» **YOUR OBJECTIVE**: Please give every line in the rows below as a JSON list of strings, one string per line, and leave out any blank lines.

» **DATASET EXCERPTS**:
— begin —

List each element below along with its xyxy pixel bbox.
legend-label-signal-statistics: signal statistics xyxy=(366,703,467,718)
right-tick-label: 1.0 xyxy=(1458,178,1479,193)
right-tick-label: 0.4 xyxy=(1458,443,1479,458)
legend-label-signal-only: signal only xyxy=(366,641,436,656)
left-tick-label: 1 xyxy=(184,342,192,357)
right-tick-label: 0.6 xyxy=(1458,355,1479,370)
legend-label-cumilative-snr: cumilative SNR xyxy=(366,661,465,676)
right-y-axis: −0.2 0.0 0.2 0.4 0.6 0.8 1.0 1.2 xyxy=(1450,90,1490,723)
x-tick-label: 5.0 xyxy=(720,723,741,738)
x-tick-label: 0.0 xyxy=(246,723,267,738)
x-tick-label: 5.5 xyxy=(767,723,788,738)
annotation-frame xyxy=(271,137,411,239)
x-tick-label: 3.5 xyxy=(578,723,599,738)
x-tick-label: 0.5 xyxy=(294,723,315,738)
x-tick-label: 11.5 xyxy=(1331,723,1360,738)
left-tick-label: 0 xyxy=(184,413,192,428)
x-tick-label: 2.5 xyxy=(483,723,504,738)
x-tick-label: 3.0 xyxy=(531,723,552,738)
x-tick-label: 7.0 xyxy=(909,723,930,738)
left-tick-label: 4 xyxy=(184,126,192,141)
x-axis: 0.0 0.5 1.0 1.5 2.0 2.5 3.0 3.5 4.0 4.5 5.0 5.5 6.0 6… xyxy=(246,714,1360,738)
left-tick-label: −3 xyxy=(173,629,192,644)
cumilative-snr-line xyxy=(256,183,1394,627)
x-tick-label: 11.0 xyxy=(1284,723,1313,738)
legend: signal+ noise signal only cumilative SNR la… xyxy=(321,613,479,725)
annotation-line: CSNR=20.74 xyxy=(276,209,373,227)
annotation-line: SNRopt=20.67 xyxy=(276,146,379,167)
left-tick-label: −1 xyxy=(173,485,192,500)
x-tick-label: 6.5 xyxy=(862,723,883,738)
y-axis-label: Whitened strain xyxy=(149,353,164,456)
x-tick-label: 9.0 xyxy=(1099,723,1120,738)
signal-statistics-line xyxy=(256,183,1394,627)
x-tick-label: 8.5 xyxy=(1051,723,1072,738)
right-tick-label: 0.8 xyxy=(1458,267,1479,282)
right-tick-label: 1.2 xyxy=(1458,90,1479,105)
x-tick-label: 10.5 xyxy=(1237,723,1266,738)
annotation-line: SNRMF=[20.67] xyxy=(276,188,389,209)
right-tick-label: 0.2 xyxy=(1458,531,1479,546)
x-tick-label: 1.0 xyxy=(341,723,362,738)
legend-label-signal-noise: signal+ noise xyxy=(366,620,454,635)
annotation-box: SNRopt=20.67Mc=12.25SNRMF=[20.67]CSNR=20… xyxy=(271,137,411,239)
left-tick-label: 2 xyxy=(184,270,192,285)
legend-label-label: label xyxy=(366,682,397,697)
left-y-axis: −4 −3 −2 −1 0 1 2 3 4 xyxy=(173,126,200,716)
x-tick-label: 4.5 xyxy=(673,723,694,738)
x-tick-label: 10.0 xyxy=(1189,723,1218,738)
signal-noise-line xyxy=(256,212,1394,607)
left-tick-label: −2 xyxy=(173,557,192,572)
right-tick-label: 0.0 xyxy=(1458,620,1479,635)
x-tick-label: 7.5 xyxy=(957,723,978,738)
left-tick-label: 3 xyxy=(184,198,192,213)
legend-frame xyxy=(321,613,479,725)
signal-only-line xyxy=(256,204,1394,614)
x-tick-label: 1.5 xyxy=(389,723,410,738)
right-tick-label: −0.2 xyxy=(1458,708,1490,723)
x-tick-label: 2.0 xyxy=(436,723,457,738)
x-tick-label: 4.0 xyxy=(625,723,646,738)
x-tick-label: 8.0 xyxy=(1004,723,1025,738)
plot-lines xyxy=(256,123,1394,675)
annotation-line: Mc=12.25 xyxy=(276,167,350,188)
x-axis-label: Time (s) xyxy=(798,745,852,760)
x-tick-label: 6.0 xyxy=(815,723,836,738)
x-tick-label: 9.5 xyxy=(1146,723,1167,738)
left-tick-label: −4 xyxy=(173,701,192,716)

— end —

» **RESULT FOR THIS TASK**:
[
  "List each element below along with its xyxy pixel bbox.",
  "legend-label-signal-statistics: signal statistics xyxy=(366,703,467,718)",
  "right-tick-label: 1.0 xyxy=(1458,178,1479,193)",
  "right-tick-label: 0.4 xyxy=(1458,443,1479,458)",
  "legend-label-signal-only: signal only xyxy=(366,641,436,656)",
  "left-tick-label: 1 xyxy=(184,342,192,357)",
  "right-tick-label: 0.6 xyxy=(1458,355,1479,370)",
  "legend-label-cumilative-snr: cumilative SNR xyxy=(366,661,465,676)",
  "right-y-axis: −0.2 0.0 0.2 0.4 0.6 0.8 1.0 1.2 xyxy=(1450,90,1490,723)",
  "x-tick-label: 5.0 xyxy=(720,723,741,738)",
  "x-tick-label: 0.0 xyxy=(246,723,267,738)",
  "x-tick-label: 5.5 xyxy=(767,723,788,738)",
  "annotation-frame xyxy=(271,137,411,239)",
  "x-tick-label: 3.5 xyxy=(578,723,599,738)",
  "x-tick-label: 0.5 xyxy=(294,723,315,738)",
  "x-tick-label: 11.5 xyxy=(1331,723,1360,738)",
  "left-tick-label: 0 xyxy=(184,413,192,428)",
  "x-tick-label: 2.5 xyxy=(483,723,504,738)",
  "x-tick-label: 3.0 xyxy=(531,723,552,738)",
  "x-tick-label: 7.0 xyxy=(909,723,930,738)",
  "left-tick-label: 4 xyxy=(184,126,192,141)",
  "x-axis: 0.0 0.5 1.0 1.5 2.0 2.5 3.0 3.5 4.0 4.5 5.0 5.5 6.0 6… xyxy=(246,714,1360,738)",
  "left-tick-label: −3 xyxy=(173,629,192,644)",
  "cumilative-snr-line xyxy=(256,183,1394,627)",
  "x-tick-label: 11.0 xyxy=(1284,723,1313,738)",
  "legend: signal+ noise signal only cumilative SNR la… xyxy=(321,613,479,725)",
  "annotation-line: CSNR=20.74 xyxy=(276,209,373,227)",
  "annotation-line: SNRopt=20.67 xyxy=(276,146,379,167)",
  "left-tick-label: −1 xyxy=(173,485,192,500)",
  "x-tick-label: 6.5 xyxy=(862,723,883,738)",
  "y-axis-label: Whitened strain xyxy=(149,353,164,456)",
  "x-tick-label: 9.0 xyxy=(1099,723,1120,738)",
  "signal-statistics-line xyxy=(256,183,1394,627)",
  "x-tick-label: 8.5 xyxy=(1051,723,1072,738)",
  "right-tick-label: 0.8 xyxy=(1458,267,1479,282)",
  "right-tick-label: 1.2 xyxy=(1458,90,1479,105)",
  "x-tick-label: 10.5 xyxy=(1237,723,1266,738)",
  "annotation-line: SNRMF=[20.67] xyxy=(276,188,389,209)",
  "right-tick-label: 0.2 xyxy=(1458,531,1479,546)",
  "x-tick-label: 1.0 xyxy=(341,723,362,738)",
  "legend-label-signal-noise: signal+ noise xyxy=(366,620,454,635)",
  "annotation-box: SNRopt=20.67Mc=12.25SNRMF=[20.67]CSNR=20… xyxy=(271,137,411,239)",
  "left-tick-label: 2 xyxy=(184,270,192,285)",
  "legend-label-label: label xyxy=(366,682,397,697)",
  "left-y-axis: −4 −3 −2 −1 0 1 2 3 4 xyxy=(173,126,200,716)",
  "x-tick-label: 4.5 xyxy=(673,723,694,738)",
  "x-tick-label: 10.0 xyxy=(1189,723,1218,738)",
  "signal-noise-line xyxy=(256,212,1394,607)",
  "left-tick-label: −2 xyxy=(173,557,192,572)",
  "right-tick-label: 0.0 xyxy=(1458,620,1479,635)",
  "x-tick-label: 7.5 xyxy=(957,723,978,738)",
  "left-tick-label: 3 xyxy=(184,198,192,213)",
  "legend-frame xyxy=(321,613,479,725)",
  "signal-only-line xyxy=(256,204,1394,614)",
  "x-tick-label: 1.5 xyxy=(389,723,410,738)",
  "right-tick-label: −0.2 xyxy=(1458,708,1490,723)",
  "x-tick-label: 2.0 xyxy=(436,723,457,738)",
  "x-tick-label: 4.0 xyxy=(625,723,646,738)",
  "x-tick-label: 8.0 xyxy=(1004,723,1025,738)",
  "plot-lines xyxy=(256,123,1394,675)",
  "annotation-line: Mc=12.25 xyxy=(276,167,350,188)",
  "x-axis-label: Time (s) xyxy=(798,745,852,760)",
  "x-tick-label: 6.0 xyxy=(815,723,836,738)",
  "x-tick-label: 9.5 xyxy=(1146,723,1167,738)",
  "left-tick-label: −4 xyxy=(173,701,192,716)"
]